The records below must be written out exactly, with every picture left behind.

(Stored entries)

====

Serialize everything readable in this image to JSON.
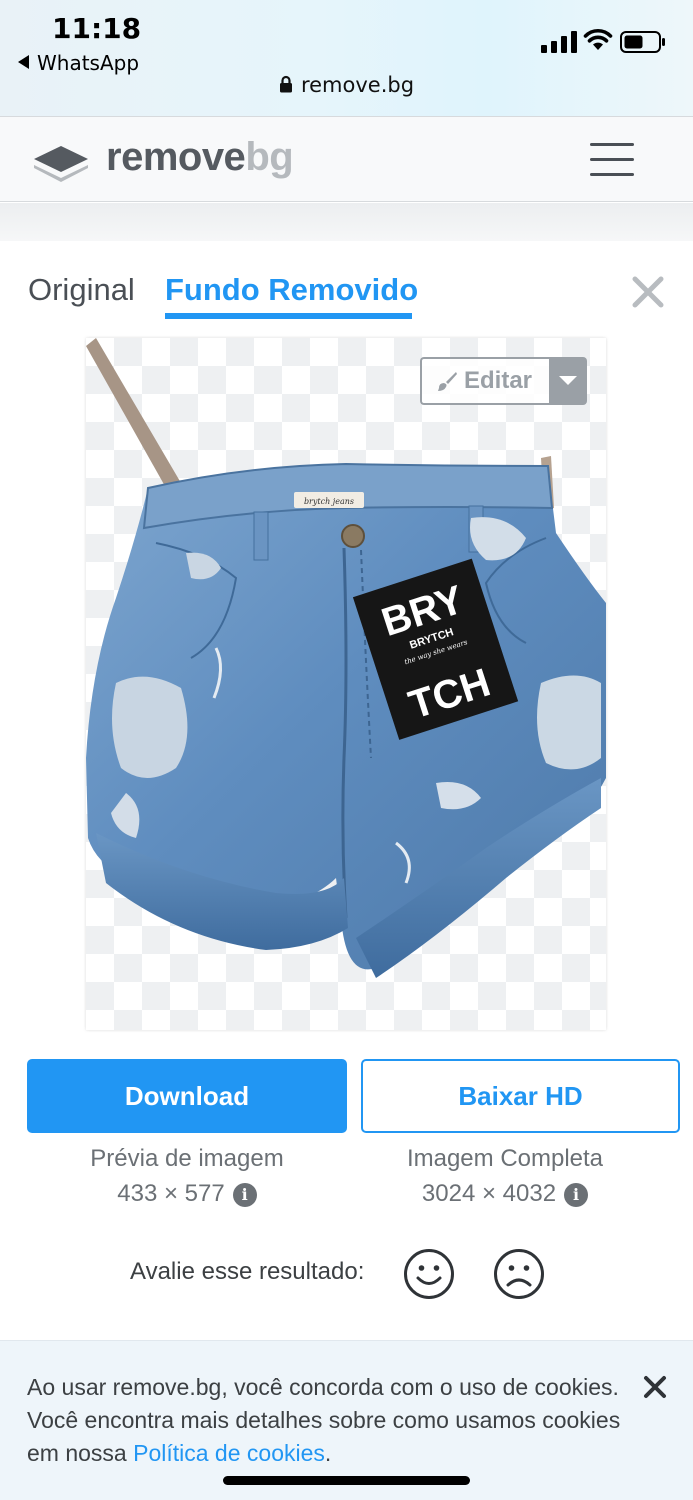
{
  "status_bar": {
    "time": "11:18",
    "back_app": "WhatsApp",
    "url": "remove.bg"
  },
  "header": {
    "logo_part1": "remove",
    "logo_part2": "bg",
    "menu_icon": "hamburger-icon"
  },
  "tabs": [
    {
      "label": "Original",
      "active": false
    },
    {
      "label": "Fundo Removido",
      "active": true
    }
  ],
  "editor": {
    "edit_label": "Editar"
  },
  "product_image": {
    "tag_text_top": "BRY",
    "tag_text_bottom": "TCH",
    "tag_brand": "BRYTCH",
    "tag_slogan": "the way she wears",
    "waistband_label": "brytch jeans"
  },
  "actions": {
    "download_label": "Download",
    "download_hd_label": "Baixar HD",
    "preview_caption": "Prévia de imagem",
    "preview_size": "433 × 577",
    "full_caption": "Imagem Completa",
    "full_size": "3024 × 4032"
  },
  "rating": {
    "label": "Avalie esse resultado:"
  },
  "cookie_banner": {
    "text_before": "Ao usar remove.bg, você concorda com o uso de cookies. Você encontra mais detalhes sobre como usamos cookies em nossa ",
    "link_text": "Política de cookies",
    "text_after": "."
  },
  "colors": {
    "accent": "#2196f3",
    "logo_dark": "#555a60",
    "logo_light": "#b5b9bd"
  }
}
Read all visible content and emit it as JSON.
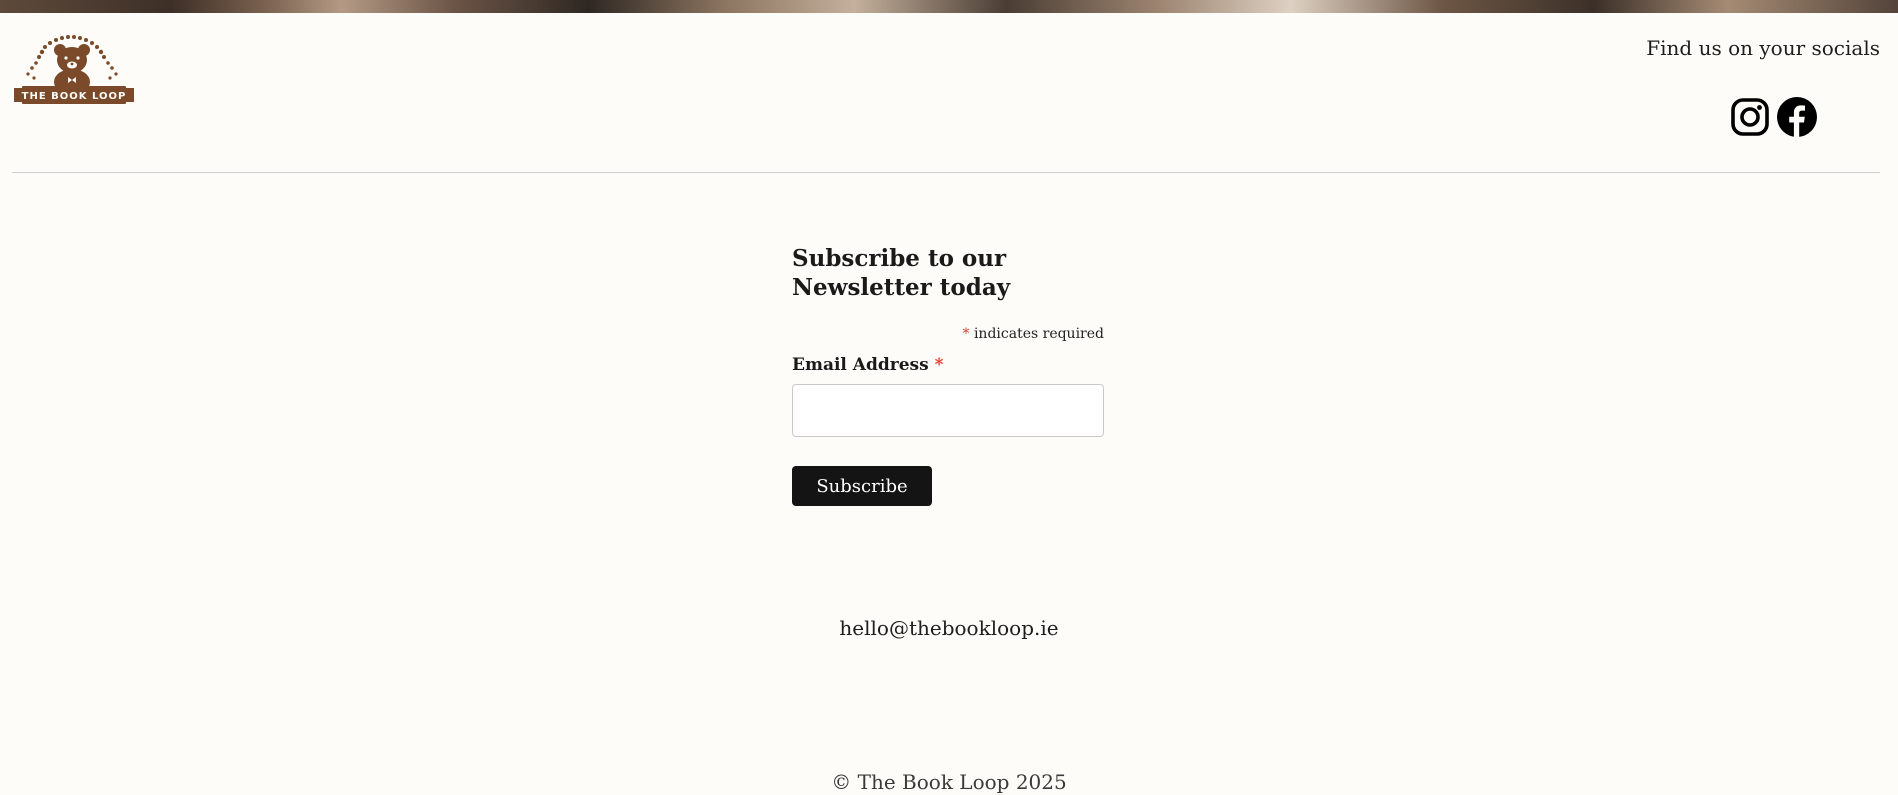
{
  "brand": {
    "logo_text": "THE BOOK LOOP",
    "logo_color": "#7a4a2a"
  },
  "socials": {
    "heading": "Find us on your socials",
    "links": [
      {
        "name": "instagram",
        "icon": "instagram-icon"
      },
      {
        "name": "facebook",
        "icon": "facebook-icon"
      }
    ]
  },
  "newsletter": {
    "title": "Subscribe to our Newsletter today",
    "required_marker": "*",
    "required_note": "indicates required",
    "email_label": "Email Address",
    "email_value": "",
    "subscribe_label": "Subscribe",
    "button_color": "#141414",
    "required_color": "#e0392b"
  },
  "footer": {
    "email": "hello@thebookloop.ie",
    "copyright_symbol": "©",
    "copyright_text": "The Book Loop 2025"
  }
}
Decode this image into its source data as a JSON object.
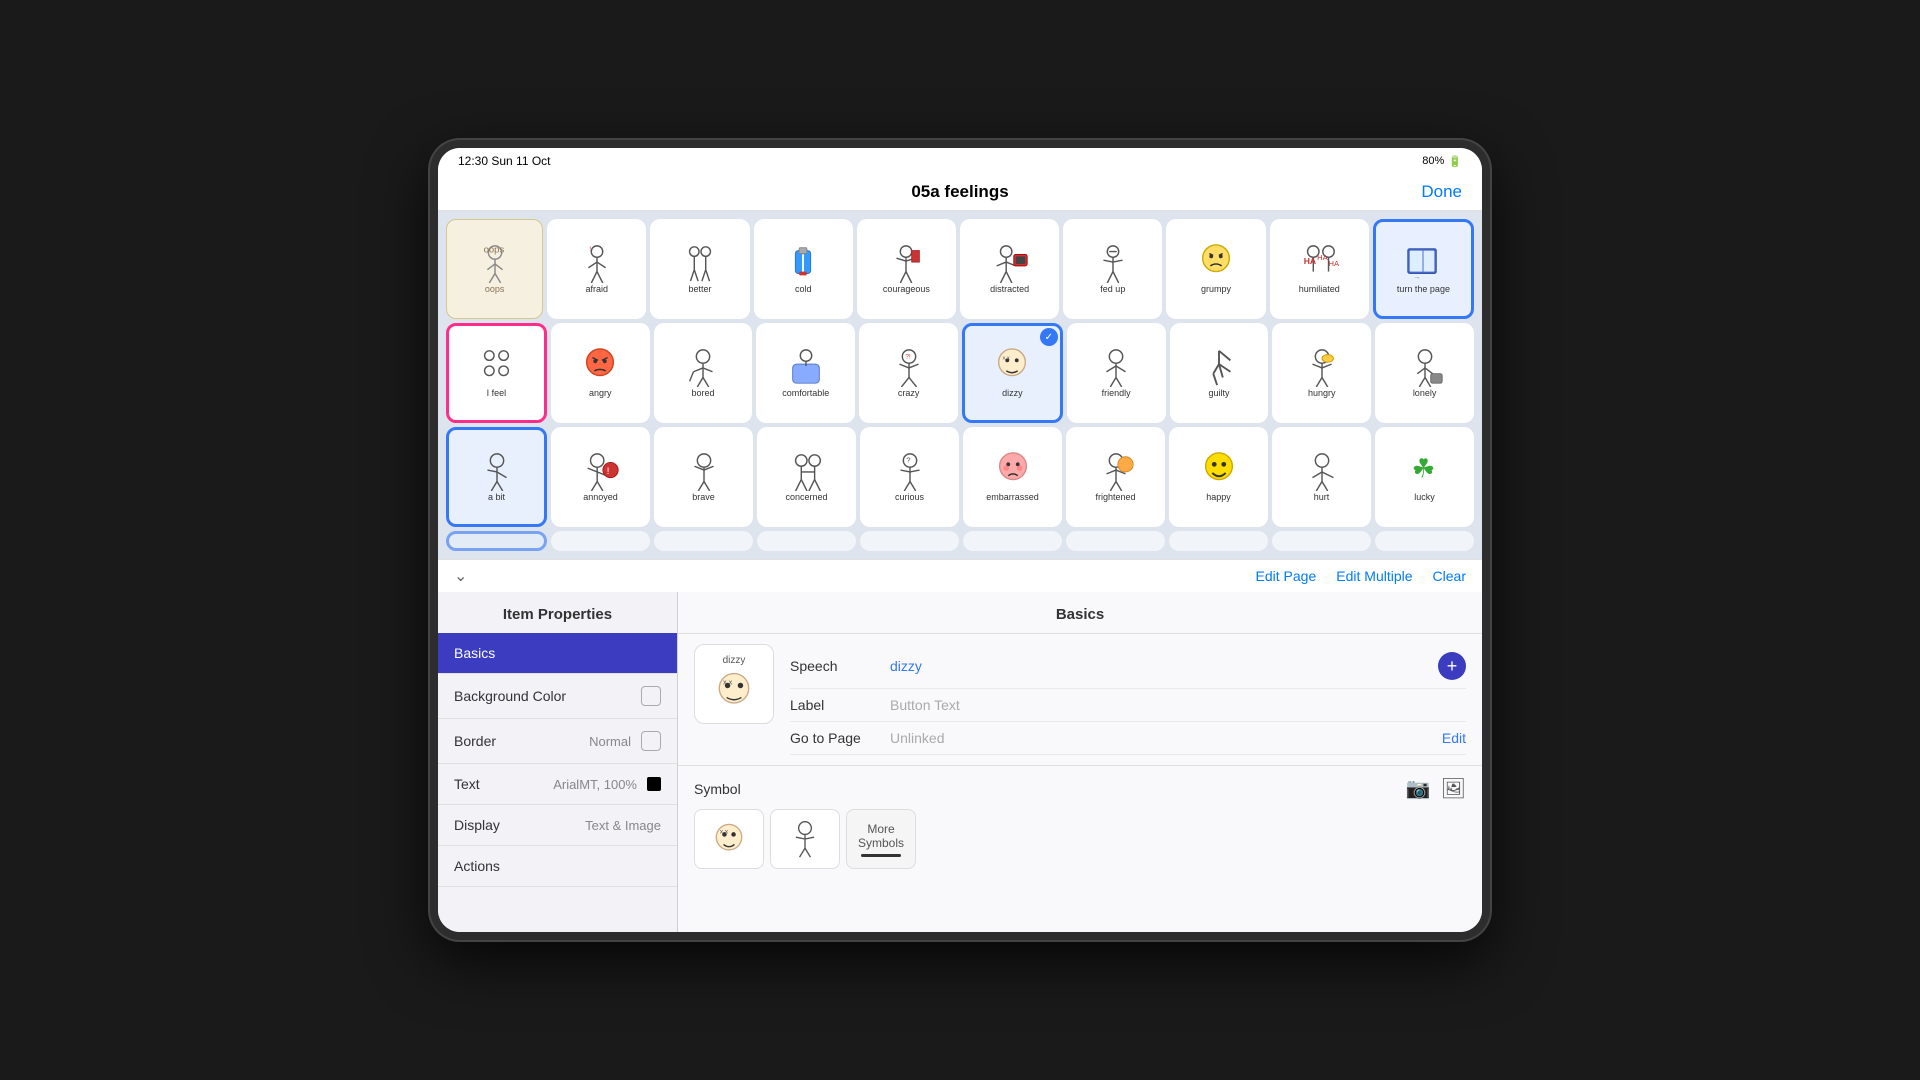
{
  "status_bar": {
    "time": "12:30",
    "date": "Sun 11 Oct",
    "battery": "80%"
  },
  "header": {
    "title": "05a feelings",
    "done_label": "Done"
  },
  "grid": {
    "rows": [
      [
        {
          "id": "oops",
          "label": "oops",
          "style": "oops"
        },
        {
          "id": "afraid",
          "label": "afraid",
          "style": "normal"
        },
        {
          "id": "better",
          "label": "better",
          "style": "normal"
        },
        {
          "id": "cold",
          "label": "cold",
          "style": "normal"
        },
        {
          "id": "courageous",
          "label": "courageous",
          "style": "normal"
        },
        {
          "id": "distracted",
          "label": "distracted",
          "style": "normal"
        },
        {
          "id": "fed-up",
          "label": "fed up",
          "style": "normal"
        },
        {
          "id": "grumpy",
          "label": "grumpy",
          "style": "normal"
        },
        {
          "id": "humiliated",
          "label": "humiliated",
          "style": "normal"
        },
        {
          "id": "turn-page",
          "label": "turn the page",
          "style": "turn-page"
        }
      ],
      [
        {
          "id": "i-feel",
          "label": "I feel",
          "style": "selected-pink"
        },
        {
          "id": "angry",
          "label": "angry",
          "style": "normal"
        },
        {
          "id": "bored",
          "label": "bored",
          "style": "normal"
        },
        {
          "id": "comfortable",
          "label": "comfortable",
          "style": "normal"
        },
        {
          "id": "crazy",
          "label": "crazy",
          "style": "normal"
        },
        {
          "id": "dizzy",
          "label": "dizzy",
          "style": "selected-blue checkmark"
        },
        {
          "id": "friendly",
          "label": "friendly",
          "style": "normal"
        },
        {
          "id": "guilty",
          "label": "guilty",
          "style": "normal"
        },
        {
          "id": "hungry",
          "label": "hungry",
          "style": "normal"
        },
        {
          "id": "lonely",
          "label": "lonely",
          "style": "normal"
        }
      ],
      [
        {
          "id": "a-bit",
          "label": "a bit",
          "style": "selected-blue"
        },
        {
          "id": "annoyed",
          "label": "annoyed",
          "style": "normal"
        },
        {
          "id": "brave",
          "label": "brave",
          "style": "normal"
        },
        {
          "id": "concerned",
          "label": "concerned",
          "style": "normal"
        },
        {
          "id": "curious",
          "label": "curious",
          "style": "normal"
        },
        {
          "id": "embarrassed",
          "label": "embarrassed",
          "style": "normal"
        },
        {
          "id": "frightened",
          "label": "frightened",
          "style": "normal"
        },
        {
          "id": "happy",
          "label": "happy",
          "style": "normal"
        },
        {
          "id": "hurt",
          "label": "hurt",
          "style": "normal"
        },
        {
          "id": "lucky",
          "label": "lucky",
          "style": "normal"
        }
      ],
      [
        {
          "id": "row4-1",
          "label": "...",
          "style": "selected-blue partial"
        },
        {
          "id": "row4-2",
          "label": "...",
          "style": "normal"
        },
        {
          "id": "row4-3",
          "label": "...",
          "style": "normal"
        },
        {
          "id": "row4-4",
          "label": "...",
          "style": "normal"
        },
        {
          "id": "row4-5",
          "label": "...",
          "style": "normal"
        },
        {
          "id": "row4-6",
          "label": "...",
          "style": "normal"
        },
        {
          "id": "row4-7",
          "label": "...",
          "style": "normal"
        },
        {
          "id": "row4-8",
          "label": "...",
          "style": "normal"
        },
        {
          "id": "row4-9",
          "label": "...",
          "style": "normal"
        },
        {
          "id": "row4-10",
          "label": "...",
          "style": "normal"
        }
      ]
    ]
  },
  "toolbar": {
    "edit_page_label": "Edit Page",
    "edit_multiple_label": "Edit Multiple",
    "clear_label": "Clear"
  },
  "left_panel": {
    "title": "Item Properties",
    "menu_items": [
      {
        "id": "basics",
        "label": "Basics",
        "value": "",
        "active": true
      },
      {
        "id": "background-color",
        "label": "Background Color",
        "value": "checkbox",
        "active": false
      },
      {
        "id": "border",
        "label": "Border",
        "value": "Normal",
        "active": false
      },
      {
        "id": "text",
        "label": "Text",
        "value": "ArialMT, 100%",
        "active": false
      },
      {
        "id": "display",
        "label": "Display",
        "value": "Text & Image",
        "active": false
      },
      {
        "id": "actions",
        "label": "Actions",
        "value": "",
        "active": false
      }
    ]
  },
  "right_panel": {
    "title": "Basics",
    "item": {
      "name": "dizzy",
      "speech_label": "Speech",
      "speech_value": "dizzy",
      "label_label": "Label",
      "label_placeholder": "Button Text",
      "goto_label": "Go to Page",
      "goto_value": "Unlinked"
    },
    "symbol": {
      "title": "Symbol",
      "thumbs": [
        "dizzy-1",
        "dizzy-2",
        "more"
      ]
    }
  }
}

====

• Result below
Serialize everything readable in this image to JSON.
{
  "status_bar": {
    "time": "11:18",
    "back_app": "WhatsApp",
    "url": "remove.bg"
  },
  "header": {
    "logo_part1": "remove",
    "logo_part2": "bg",
    "menu_icon": "hamburger-icon"
  },
  "tabs": [
    {
      "label": "Original",
      "active": false
    },
    {
      "label": "Fundo Removido",
      "active": true
    }
  ],
  "editor": {
    "edit_label": "Editar"
  },
  "product_image": {
    "tag_text_top": "BRY",
    "tag_text_bottom": "TCH",
    "tag_brand": "BRYTCH",
    "tag_slogan": "the way she wears",
    "waistband_label": "brytch jeans"
  },
  "actions": {
    "download_label": "Download",
    "download_hd_label": "Baixar HD",
    "preview_caption": "Prévia de imagem",
    "preview_size": "433 × 577",
    "full_caption": "Imagem Completa",
    "full_size": "3024 × 4032"
  },
  "rating": {
    "label": "Avalie esse resultado:"
  },
  "cookie_banner": {
    "text_before": "Ao usar remove.bg, você concorda com o uso de cookies. Você encontra mais detalhes sobre como usamos cookies em nossa ",
    "link_text": "Política de cookies",
    "text_after": "."
  },
  "colors": {
    "accent": "#2196f3",
    "logo_dark": "#555a60",
    "logo_light": "#b5b9bd"
  }
}
Read all visible content and emit it as JSON.
{
  "brand": {
    "logo_text": "THE BOOK LOOP",
    "logo_color": "#7a4a2a"
  },
  "socials": {
    "heading": "Find us on your socials",
    "links": [
      {
        "name": "instagram",
        "icon": "instagram-icon"
      },
      {
        "name": "facebook",
        "icon": "facebook-icon"
      }
    ]
  },
  "newsletter": {
    "title": "Subscribe to our Newsletter today",
    "required_marker": "*",
    "required_note": "indicates required",
    "email_label": "Email Address",
    "email_value": "",
    "subscribe_label": "Subscribe",
    "button_color": "#141414",
    "required_color": "#e0392b"
  },
  "footer": {
    "email": "hello@thebookloop.ie",
    "copyright_symbol": "©",
    "copyright_text": "The Book Loop 2025"
  }
}
Decode this image into its source data as a JSON object.
{
  "status_bar": {
    "time": "12:30",
    "date": "Sun 11 Oct",
    "battery": "80%"
  },
  "header": {
    "title": "05a feelings",
    "done_label": "Done"
  },
  "grid": {
    "rows": [
      [
        {
          "id": "oops",
          "label": "oops",
          "style": "oops"
        },
        {
          "id": "afraid",
          "label": "afraid",
          "style": "normal"
        },
        {
          "id": "better",
          "label": "better",
          "style": "normal"
        },
        {
          "id": "cold",
          "label": "cold",
          "style": "normal"
        },
        {
          "id": "courageous",
          "label": "courageous",
          "style": "normal"
        },
        {
          "id": "distracted",
          "label": "distracted",
          "style": "normal"
        },
        {
          "id": "fed-up",
          "label": "fed up",
          "style": "normal"
        },
        {
          "id": "grumpy",
          "label": "grumpy",
          "style": "normal"
        },
        {
          "id": "humiliated",
          "label": "humiliated",
          "style": "normal"
        },
        {
          "id": "turn-page",
          "label": "turn the page",
          "style": "turn-page"
        }
      ],
      [
        {
          "id": "i-feel",
          "label": "I feel",
          "style": "selected-pink"
        },
        {
          "id": "angry",
          "label": "angry",
          "style": "normal"
        },
        {
          "id": "bored",
          "label": "bored",
          "style": "normal"
        },
        {
          "id": "comfortable",
          "label": "comfortable",
          "style": "normal"
        },
        {
          "id": "crazy",
          "label": "crazy",
          "style": "normal"
        },
        {
          "id": "dizzy",
          "label": "dizzy",
          "style": "selected-blue checkmark"
        },
        {
          "id": "friendly",
          "label": "friendly",
          "style": "normal"
        },
        {
          "id": "guilty",
          "label": "guilty",
          "style": "normal"
        },
        {
          "id": "hungry",
          "label": "hungry",
          "style": "normal"
        },
        {
          "id": "lonely",
          "label": "lonely",
          "style": "normal"
        }
      ],
      [
        {
          "id": "a-bit",
          "label": "a bit",
          "style": "selected-blue"
        },
        {
          "id": "annoyed",
          "label": "annoyed",
          "style": "normal"
        },
        {
          "id": "brave",
          "label": "brave",
          "style": "normal"
        },
        {
          "id": "concerned",
          "label": "concerned",
          "style": "normal"
        },
        {
          "id": "curious",
          "label": "curious",
          "style": "normal"
        },
        {
          "id": "embarrassed",
          "label": "embarrassed",
          "style": "normal"
        },
        {
          "id": "frightened",
          "label": "frightened",
          "style": "normal"
        },
        {
          "id": "happy",
          "label": "happy",
          "style": "normal"
        },
        {
          "id": "hurt",
          "label": "hurt",
          "style": "normal"
        },
        {
          "id": "lucky",
          "label": "lucky",
          "style": "normal"
        }
      ],
      [
        {
          "id": "row4-1",
          "label": "...",
          "style": "selected-blue partial"
        },
        {
          "id": "row4-2",
          "label": "...",
          "style": "normal"
        },
        {
          "id": "row4-3",
          "label": "...",
          "style": "normal"
        },
        {
          "id": "row4-4",
          "label": "...",
          "style": "normal"
        },
        {
          "id": "row4-5",
          "label": "...",
          "style": "normal"
        },
        {
          "id": "row4-6",
          "label": "...",
          "style": "normal"
        },
        {
          "id": "row4-7",
          "label": "...",
          "style": "normal"
        },
        {
          "id": "row4-8",
          "label": "...",
          "style": "normal"
        },
        {
          "id": "row4-9",
          "label": "...",
          "style": "normal"
        },
        {
          "id": "row4-10",
          "label": "...",
          "style": "normal"
        }
      ]
    ]
  },
  "toolbar": {
    "edit_page_label": "Edit Page",
    "edit_multiple_label": "Edit Multiple",
    "clear_label": "Clear"
  },
  "left_panel": {
    "title": "Item Properties",
    "menu_items": [
      {
        "id": "basics",
        "label": "Basics",
        "value": "",
        "active": true
      },
      {
        "id": "background-color",
        "label": "Background Color",
        "value": "checkbox",
        "active": false
      },
      {
        "id": "border",
        "label": "Border",
        "value": "Normal",
        "active": false
      },
      {
        "id": "text",
        "label": "Text",
        "value": "ArialMT, 100%",
        "active": false
      },
      {
        "id": "display",
        "label": "Display",
        "value": "Text & Image",
        "active": false
      },
      {
        "id": "actions",
        "label": "Actions",
        "value": "",
        "active": false
      }
    ]
  },
  "right_panel": {
    "title": "Basics",
    "item": {
      "name": "dizzy",
      "speech_label": "Speech",
      "speech_value": "dizzy",
      "label_label": "Label",
      "label_placeholder": "Button Text",
      "goto_label": "Go to Page",
      "goto_value": "Unlinked"
    },
    "symbol": {
      "title": "Symbol",
      "thumbs": [
        "dizzy-1",
        "dizzy-2",
        "more"
      ]
    }
  }
}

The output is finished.